═════ The input ═════
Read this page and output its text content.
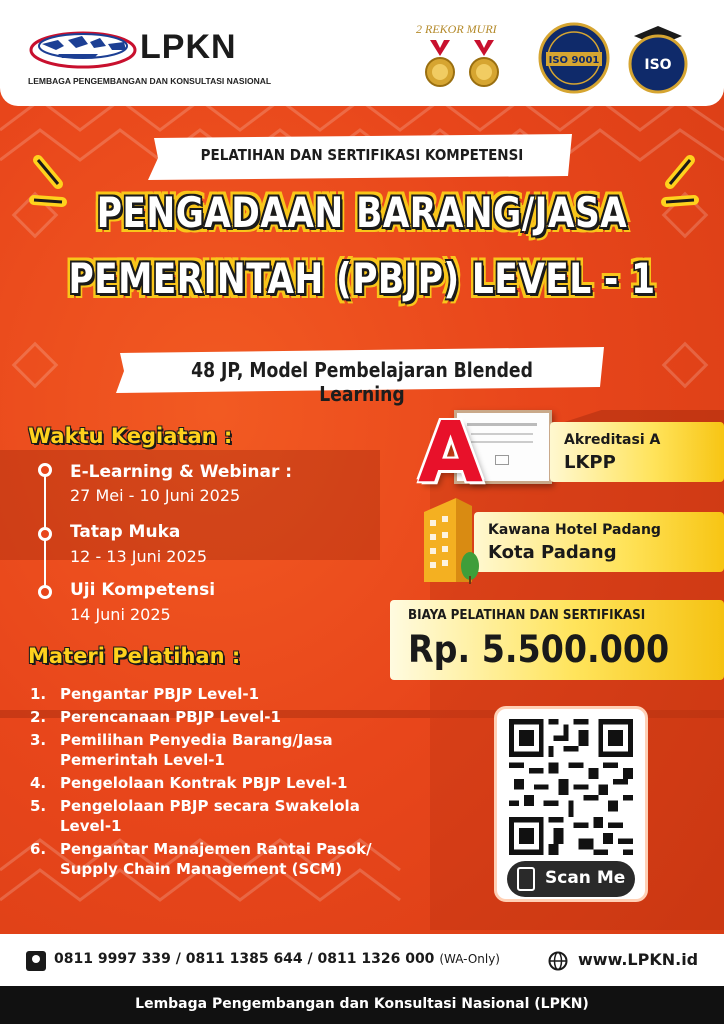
LPKN
LEMBAGA PENGEMBANGAN DAN KONSULTASI NASIONAL
2 REKOR MURI
ISO 9001	ISO
PELATIHAN DAN SERTIFIKASI KOMPETENSI
PENGADAAN BARANG/JASA
PEMERINTAH (PBJP) LEVEL - 1
48 JP, Model Pembelajaran Blended Learning
Waktu Kegiatan :
E-Learning & Webinar :
27 Mei - 10 Juni 2025
Tatap Muka
12 - 13 Juni 2025
Uji Kompetensi
14 Juni 2025
Materi Pelatihan :
1. Pengantar PBJP Level-1
2. Perencanaan PBJP Level-1
3. Pemilihan Penyedia Barang/Jasa Pemerintah Level-1
4. Pengelolaan Kontrak PBJP Level-1
5. Pengelolaan PBJP secara Swakelola Level-1
6. Pengantar Manajemen Rantai Pasok/ Supply Chain Management (SCM)
Akreditasi A
LKPP
A
Kawana Hotel Padang
Kota Padang
BIAYA PELATIHAN DAN SERTIFIKASI
Rp. 5.500.000
Scan Me
0811 9997 339 / 0811 1385 644 / 0811 1326 000 (WA-Only)	www.LPKN.id
Lembaga Pengembangan dan Konsultasi Nasional (LPKN)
═════
_What is required_
Copy each line in full and exactly, omitting any picture.

_Written response_
Read this page and output its text content.
LPKN
LEMBAGA PENGEMBANGAN DAN KONSULTASI NASIONAL
2 REKOR MURI
ISO 9001	ISO
PELATIHAN DAN SERTIFIKASI KOMPETENSI
PENGADAAN BARANG/JASA
PEMERINTAH (PBJP) LEVEL - 1
48 JP, Model Pembelajaran Blended Learning
Waktu Kegiatan :
E-Learning & Webinar :
27 Mei - 10 Juni 2025
Tatap Muka
12 - 13 Juni 2025
Uji Kompetensi
14 Juni 2025
Materi Pelatihan :
1. Pengantar PBJP Level-1
2. Perencanaan PBJP Level-1
3. Pemilihan Penyedia Barang/Jasa Pemerintah Level-1
4. Pengelolaan Kontrak PBJP Level-1
5. Pengelolaan PBJP secara Swakelola Level-1
6. Pengantar Manajemen Rantai Pasok/ Supply Chain Management (SCM)
Akreditasi A
LKPP
A
Kawana Hotel Padang
Kota Padang
BIAYA PELATIHAN DAN SERTIFIKASI
Rp. 5.500.000
Scan Me
0811 9997 339 / 0811 1385 644 / 0811 1326 000 (WA-Only)	www.LPKN.id
Lembaga Pengembangan dan Konsultasi Nasional (LPKN)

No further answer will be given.